(Entries from a dataset)
****
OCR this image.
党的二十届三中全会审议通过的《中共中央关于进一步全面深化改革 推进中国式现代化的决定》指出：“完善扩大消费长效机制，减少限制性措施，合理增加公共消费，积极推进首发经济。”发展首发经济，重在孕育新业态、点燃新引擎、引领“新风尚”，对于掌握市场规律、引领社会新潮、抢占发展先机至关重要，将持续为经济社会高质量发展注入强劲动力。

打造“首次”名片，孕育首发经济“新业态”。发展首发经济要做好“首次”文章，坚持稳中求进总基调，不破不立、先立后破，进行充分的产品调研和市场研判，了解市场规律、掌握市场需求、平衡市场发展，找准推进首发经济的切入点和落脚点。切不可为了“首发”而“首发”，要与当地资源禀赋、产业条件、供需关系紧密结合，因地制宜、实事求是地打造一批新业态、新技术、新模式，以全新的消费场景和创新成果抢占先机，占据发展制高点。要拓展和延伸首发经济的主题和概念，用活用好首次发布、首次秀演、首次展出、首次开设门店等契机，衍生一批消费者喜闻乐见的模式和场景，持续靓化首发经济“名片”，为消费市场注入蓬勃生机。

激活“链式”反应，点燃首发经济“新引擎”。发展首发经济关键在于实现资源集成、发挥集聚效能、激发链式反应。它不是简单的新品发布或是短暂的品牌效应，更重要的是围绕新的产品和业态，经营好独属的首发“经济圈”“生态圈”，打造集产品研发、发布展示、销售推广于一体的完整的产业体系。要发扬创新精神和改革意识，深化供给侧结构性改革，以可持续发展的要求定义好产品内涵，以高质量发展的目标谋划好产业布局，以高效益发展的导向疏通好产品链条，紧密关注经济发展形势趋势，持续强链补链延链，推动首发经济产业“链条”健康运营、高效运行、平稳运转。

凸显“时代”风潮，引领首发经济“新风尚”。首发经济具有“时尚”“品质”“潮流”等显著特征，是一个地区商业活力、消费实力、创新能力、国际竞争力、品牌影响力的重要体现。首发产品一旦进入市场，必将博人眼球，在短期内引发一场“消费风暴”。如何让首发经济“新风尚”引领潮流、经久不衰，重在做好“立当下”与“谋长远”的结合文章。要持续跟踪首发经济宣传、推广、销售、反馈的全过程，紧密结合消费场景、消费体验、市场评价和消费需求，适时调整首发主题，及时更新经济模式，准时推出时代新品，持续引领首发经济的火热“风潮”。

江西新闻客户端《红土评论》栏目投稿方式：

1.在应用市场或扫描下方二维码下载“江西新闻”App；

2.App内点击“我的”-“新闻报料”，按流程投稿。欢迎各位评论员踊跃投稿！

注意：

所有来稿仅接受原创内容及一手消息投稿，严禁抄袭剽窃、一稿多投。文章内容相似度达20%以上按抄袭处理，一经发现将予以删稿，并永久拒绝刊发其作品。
****
▸ **Task instructions**:
All of the material must be reproduced exactly.

▸ **Exercise answer**:
OCR this image.
党的二十届三中全会审议通过的《中共中央关于进一步全面深化改革 推进中国式现代化的决定》指出：“完善扩大消费长效机制，减少限制性措施，合理增加公共消费，积极推进首发经济。”发展首发经济，重在孕育新业态、点燃新引擎、引领“新风尚”，对于掌握市场规律、引领社会新潮、抢占发展先机至关重要，将持续为经济社会高质量发展注入强劲动力。

打造“首次”名片，孕育首发经济“新业态”。发展首发经济要做好“首次”文章，坚持稳中求进总基调，不破不立、先立后破，进行充分的产品调研和市场研判，了解市场规律、掌握市场需求、平衡市场发展，找准推进首发经济的切入点和落脚点。切不可为了“首发”而“首发”，要与当地资源禀赋、产业条件、供需关系紧密结合，因地制宜、实事求是地打造一批新业态、新技术、新模式，以全新的消费场景和创新成果抢占先机，占据发展制高点。要拓展和延伸首发经济的主题和概念，用活用好首次发布、首次秀演、首次展出、首次开设门店等契机，衍生一批消费者喜闻乐见的模式和场景，持续靓化首发经济“名片”，为消费市场注入蓬勃生机。

激活“链式”反应，点燃首发经济“新引擎”。发展首发经济关键在于实现资源集成、发挥集聚效能、激发链式反应。它不是简单的新品发布或是短暂的品牌效应，更重要的是围绕新的产品和业态，经营好独属的首发“经济圈”“生态圈”，打造集产品研发、发布展示、销售推广于一体的完整的产业体系。要发扬创新精神和改革意识，深化供给侧结构性改革，以可持续发展的要求定义好产品内涵，以高质量发展的目标谋划好产业布局，以高效益发展的导向疏通好产品链条，紧密关注经济发展形势趋势，持续强链补链延链，推动首发经济产业“链条”健康运营、高效运行、平稳运转。

凸显“时代”风潮，引领首发经济“新风尚”。首发经济具有“时尚”“品质”“潮流”等显著特征，是一个地区商业活力、消费实力、创新能力、国际竞争力、品牌影响力的重要体现。首发产品一旦进入市场，必将博人眼球，在短期内引发一场“消费风暴”。如何让首发经济“新风尚”引领潮流、经久不衰，重在做好“立当下”与“谋长远”的结合文章。要持续跟踪首发经济宣传、推广、销售、反馈的全过程，紧密结合消费场景、消费体验、市场评价和消费需求，适时调整首发主题，及时更新经济模式，准时推出时代新品，持续引领首发经济的火热“风潮”。

江西新闻客户端《红土评论》栏目投稿方式：

1.在应用市场或扫描下方二维码下载“江西新闻”App；

2.App内点击“我的”-“新闻报料”，按流程投稿。欢迎各位评论员踊跃投稿！

注意：

所有来稿仅接受原创内容及一手消息投稿，严禁抄袭剽窃、一稿多投。文章内容相似度达20%以上按抄袭处理，一经发现将予以删稿，并永久拒绝刊发其作品。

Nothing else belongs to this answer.